Begin

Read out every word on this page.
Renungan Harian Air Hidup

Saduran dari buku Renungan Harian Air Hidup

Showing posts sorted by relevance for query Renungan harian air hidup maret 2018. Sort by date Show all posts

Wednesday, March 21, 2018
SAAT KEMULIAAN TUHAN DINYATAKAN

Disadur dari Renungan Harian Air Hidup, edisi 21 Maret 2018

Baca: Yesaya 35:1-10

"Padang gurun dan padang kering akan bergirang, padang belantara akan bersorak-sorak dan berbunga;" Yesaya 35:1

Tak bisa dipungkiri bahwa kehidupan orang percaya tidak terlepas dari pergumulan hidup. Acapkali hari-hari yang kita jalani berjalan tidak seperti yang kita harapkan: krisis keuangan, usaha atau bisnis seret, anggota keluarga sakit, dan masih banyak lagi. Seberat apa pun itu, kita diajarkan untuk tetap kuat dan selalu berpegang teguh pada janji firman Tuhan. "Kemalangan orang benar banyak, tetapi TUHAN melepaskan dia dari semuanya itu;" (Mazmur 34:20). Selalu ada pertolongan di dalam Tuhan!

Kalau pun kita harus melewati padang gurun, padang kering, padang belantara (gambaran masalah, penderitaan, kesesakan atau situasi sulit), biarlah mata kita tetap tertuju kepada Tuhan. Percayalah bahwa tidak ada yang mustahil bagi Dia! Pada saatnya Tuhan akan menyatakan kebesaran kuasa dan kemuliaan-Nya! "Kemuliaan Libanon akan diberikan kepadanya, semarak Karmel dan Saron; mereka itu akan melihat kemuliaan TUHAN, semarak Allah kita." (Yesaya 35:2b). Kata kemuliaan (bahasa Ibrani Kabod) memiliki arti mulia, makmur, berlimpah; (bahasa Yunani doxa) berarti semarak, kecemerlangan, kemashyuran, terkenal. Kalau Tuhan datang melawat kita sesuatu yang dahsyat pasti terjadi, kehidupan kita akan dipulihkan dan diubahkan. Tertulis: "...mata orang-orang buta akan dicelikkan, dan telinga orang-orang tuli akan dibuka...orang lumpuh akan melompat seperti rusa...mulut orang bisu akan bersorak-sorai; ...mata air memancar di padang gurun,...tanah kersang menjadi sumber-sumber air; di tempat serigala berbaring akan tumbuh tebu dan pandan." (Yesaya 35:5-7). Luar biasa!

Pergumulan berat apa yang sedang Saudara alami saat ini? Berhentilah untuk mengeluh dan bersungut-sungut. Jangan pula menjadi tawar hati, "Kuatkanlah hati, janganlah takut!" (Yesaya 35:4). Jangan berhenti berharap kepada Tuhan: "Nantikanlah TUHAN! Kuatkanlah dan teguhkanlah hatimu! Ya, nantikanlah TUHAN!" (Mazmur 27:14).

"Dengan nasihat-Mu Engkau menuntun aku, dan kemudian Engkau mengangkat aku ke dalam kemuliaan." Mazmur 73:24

End

AIM OF THE TASK: Report every line in the data above in which the word "dalam" appears.

EXERCISE RESPONSE:
Tak bisa dipungkiri bahwa kehidupan orang percaya tidak terlepas dari pergumulan hidup. Acapkali hari-hari yang kita jalani berjalan tidak seperti yang kita harapkan: krisis keuangan, usaha atau bisnis seret, anggota keluarga sakit, dan masih banyak lagi. Seberat apa pun itu, kita diajarkan untuk tetap kuat dan selalu berpegang teguh pada janji firman Tuhan. "Kemalangan orang benar banyak, tetapi TUHAN melepaskan dia dari semuanya itu;" (Mazmur 34:20). Selalu ada pertolongan di dalam Tuhan!
"Dengan nasihat-Mu Engkau menuntun aku, dan kemudian Engkau mengangkat aku ke dalam kemuliaan." Mazmur 73:24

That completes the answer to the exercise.